## Raw records
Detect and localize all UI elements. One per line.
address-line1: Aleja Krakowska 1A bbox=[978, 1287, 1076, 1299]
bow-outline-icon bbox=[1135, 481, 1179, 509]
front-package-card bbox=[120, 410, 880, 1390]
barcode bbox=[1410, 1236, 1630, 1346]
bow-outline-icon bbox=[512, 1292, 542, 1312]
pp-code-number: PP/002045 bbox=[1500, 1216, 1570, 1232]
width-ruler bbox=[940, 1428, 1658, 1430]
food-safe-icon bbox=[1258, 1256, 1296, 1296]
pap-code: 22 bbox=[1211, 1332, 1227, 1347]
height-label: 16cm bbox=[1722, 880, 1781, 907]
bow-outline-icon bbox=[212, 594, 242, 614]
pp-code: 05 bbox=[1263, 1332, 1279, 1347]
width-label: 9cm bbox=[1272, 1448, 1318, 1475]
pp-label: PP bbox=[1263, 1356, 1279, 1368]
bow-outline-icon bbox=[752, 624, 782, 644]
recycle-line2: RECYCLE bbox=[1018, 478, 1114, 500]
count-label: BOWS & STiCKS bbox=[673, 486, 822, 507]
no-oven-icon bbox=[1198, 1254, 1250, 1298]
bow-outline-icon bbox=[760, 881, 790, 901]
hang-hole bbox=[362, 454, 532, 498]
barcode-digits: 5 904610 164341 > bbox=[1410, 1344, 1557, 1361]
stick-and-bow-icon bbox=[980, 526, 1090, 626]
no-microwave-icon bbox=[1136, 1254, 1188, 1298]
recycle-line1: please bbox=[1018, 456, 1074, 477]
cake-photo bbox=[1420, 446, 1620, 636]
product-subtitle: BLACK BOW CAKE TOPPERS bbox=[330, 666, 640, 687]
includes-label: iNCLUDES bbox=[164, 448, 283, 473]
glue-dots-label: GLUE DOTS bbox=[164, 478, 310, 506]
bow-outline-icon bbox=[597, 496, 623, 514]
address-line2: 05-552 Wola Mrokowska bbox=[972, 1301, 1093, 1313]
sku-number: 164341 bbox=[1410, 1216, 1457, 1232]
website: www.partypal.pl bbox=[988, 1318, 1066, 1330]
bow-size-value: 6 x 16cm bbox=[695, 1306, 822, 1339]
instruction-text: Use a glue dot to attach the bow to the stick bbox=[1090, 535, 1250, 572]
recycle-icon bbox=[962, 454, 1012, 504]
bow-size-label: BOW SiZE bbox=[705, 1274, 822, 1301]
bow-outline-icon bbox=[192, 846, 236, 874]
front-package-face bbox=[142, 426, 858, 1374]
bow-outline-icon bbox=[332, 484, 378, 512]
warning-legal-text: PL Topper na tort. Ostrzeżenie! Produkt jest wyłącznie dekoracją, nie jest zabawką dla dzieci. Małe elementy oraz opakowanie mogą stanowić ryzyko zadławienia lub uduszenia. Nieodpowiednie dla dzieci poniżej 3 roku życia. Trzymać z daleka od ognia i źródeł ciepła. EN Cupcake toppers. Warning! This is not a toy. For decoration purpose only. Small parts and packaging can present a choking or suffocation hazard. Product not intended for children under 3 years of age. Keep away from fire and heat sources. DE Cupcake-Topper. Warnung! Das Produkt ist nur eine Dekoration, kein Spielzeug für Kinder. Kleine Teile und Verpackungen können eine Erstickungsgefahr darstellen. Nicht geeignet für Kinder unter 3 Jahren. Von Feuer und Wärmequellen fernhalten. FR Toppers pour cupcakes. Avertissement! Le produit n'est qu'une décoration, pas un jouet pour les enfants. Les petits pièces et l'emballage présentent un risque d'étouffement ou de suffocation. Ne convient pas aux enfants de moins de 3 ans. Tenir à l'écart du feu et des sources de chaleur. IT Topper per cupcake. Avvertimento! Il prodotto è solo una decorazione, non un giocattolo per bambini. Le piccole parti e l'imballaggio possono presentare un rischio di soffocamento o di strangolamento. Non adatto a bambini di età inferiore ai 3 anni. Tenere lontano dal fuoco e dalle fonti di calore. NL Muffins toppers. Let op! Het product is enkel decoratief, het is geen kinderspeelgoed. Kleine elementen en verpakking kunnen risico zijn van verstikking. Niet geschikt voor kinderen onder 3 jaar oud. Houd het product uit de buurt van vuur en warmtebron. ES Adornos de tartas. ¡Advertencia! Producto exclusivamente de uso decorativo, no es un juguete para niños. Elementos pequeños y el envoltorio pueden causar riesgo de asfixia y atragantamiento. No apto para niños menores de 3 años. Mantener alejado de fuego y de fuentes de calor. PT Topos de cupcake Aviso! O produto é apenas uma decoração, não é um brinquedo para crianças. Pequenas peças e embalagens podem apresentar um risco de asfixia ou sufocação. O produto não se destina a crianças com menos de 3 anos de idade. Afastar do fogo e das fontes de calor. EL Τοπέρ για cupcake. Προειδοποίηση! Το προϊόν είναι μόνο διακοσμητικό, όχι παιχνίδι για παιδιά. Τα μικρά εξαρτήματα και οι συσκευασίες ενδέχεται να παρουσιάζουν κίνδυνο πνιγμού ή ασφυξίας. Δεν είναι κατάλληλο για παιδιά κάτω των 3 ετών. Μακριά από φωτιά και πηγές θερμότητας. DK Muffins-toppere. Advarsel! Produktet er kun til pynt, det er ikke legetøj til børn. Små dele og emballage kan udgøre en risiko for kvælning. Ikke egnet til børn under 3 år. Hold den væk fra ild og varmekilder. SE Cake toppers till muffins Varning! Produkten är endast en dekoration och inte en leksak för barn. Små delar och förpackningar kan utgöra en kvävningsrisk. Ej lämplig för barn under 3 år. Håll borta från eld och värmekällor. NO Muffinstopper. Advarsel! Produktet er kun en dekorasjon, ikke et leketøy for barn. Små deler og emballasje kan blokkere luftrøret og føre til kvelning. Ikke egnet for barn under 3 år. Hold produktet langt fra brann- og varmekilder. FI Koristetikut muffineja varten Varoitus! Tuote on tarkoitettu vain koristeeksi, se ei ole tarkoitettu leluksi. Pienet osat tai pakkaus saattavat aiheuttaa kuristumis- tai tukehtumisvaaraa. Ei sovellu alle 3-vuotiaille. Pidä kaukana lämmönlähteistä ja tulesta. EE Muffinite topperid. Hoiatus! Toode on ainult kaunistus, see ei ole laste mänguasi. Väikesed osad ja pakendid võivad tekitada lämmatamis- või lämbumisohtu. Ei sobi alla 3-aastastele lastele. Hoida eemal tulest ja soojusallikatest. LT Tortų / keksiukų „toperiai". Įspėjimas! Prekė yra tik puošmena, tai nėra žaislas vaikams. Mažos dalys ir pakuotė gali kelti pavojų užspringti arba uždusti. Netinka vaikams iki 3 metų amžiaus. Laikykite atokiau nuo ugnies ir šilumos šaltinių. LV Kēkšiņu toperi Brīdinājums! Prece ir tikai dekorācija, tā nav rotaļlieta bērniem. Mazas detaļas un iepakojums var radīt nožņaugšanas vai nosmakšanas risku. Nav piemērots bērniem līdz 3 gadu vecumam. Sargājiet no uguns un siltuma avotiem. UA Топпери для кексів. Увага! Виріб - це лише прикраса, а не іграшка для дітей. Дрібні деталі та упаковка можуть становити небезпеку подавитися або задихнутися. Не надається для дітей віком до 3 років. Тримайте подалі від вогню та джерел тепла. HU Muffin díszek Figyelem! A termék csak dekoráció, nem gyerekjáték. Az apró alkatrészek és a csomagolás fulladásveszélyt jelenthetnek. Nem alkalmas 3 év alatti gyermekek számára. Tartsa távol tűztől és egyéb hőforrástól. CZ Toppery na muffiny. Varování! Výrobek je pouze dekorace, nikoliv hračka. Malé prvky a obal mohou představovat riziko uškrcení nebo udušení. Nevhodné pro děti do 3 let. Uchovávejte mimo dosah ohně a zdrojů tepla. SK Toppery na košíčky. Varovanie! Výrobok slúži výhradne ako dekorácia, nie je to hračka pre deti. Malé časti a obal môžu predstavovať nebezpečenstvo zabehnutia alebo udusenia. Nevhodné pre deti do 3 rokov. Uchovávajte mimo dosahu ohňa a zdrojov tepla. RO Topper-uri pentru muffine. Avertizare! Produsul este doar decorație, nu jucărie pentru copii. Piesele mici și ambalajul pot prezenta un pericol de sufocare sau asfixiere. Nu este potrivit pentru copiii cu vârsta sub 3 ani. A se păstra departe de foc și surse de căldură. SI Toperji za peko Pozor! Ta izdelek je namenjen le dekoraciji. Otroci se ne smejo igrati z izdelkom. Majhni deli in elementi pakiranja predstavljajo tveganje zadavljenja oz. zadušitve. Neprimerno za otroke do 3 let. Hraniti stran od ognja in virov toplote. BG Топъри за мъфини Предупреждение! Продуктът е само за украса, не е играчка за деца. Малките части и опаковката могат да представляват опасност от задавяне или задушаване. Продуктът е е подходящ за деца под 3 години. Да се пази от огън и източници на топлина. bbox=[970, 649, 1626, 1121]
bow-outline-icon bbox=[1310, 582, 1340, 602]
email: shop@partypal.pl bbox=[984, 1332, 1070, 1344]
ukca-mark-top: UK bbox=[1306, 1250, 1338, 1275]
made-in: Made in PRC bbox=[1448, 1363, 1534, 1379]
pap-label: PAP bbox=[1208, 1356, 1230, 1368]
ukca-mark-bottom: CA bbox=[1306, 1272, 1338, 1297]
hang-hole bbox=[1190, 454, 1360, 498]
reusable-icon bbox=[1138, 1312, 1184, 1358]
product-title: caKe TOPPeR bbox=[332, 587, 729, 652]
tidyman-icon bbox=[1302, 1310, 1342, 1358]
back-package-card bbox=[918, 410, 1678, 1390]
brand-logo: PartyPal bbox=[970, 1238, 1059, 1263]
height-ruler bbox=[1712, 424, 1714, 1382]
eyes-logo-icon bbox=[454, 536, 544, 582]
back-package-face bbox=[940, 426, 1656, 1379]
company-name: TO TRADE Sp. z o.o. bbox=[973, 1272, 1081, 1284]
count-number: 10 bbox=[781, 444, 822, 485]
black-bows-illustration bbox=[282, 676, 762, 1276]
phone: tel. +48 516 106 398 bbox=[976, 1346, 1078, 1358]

## Exercise
How many lines contain the string "address"? Case counts. Reply with the number only.

## Output below
2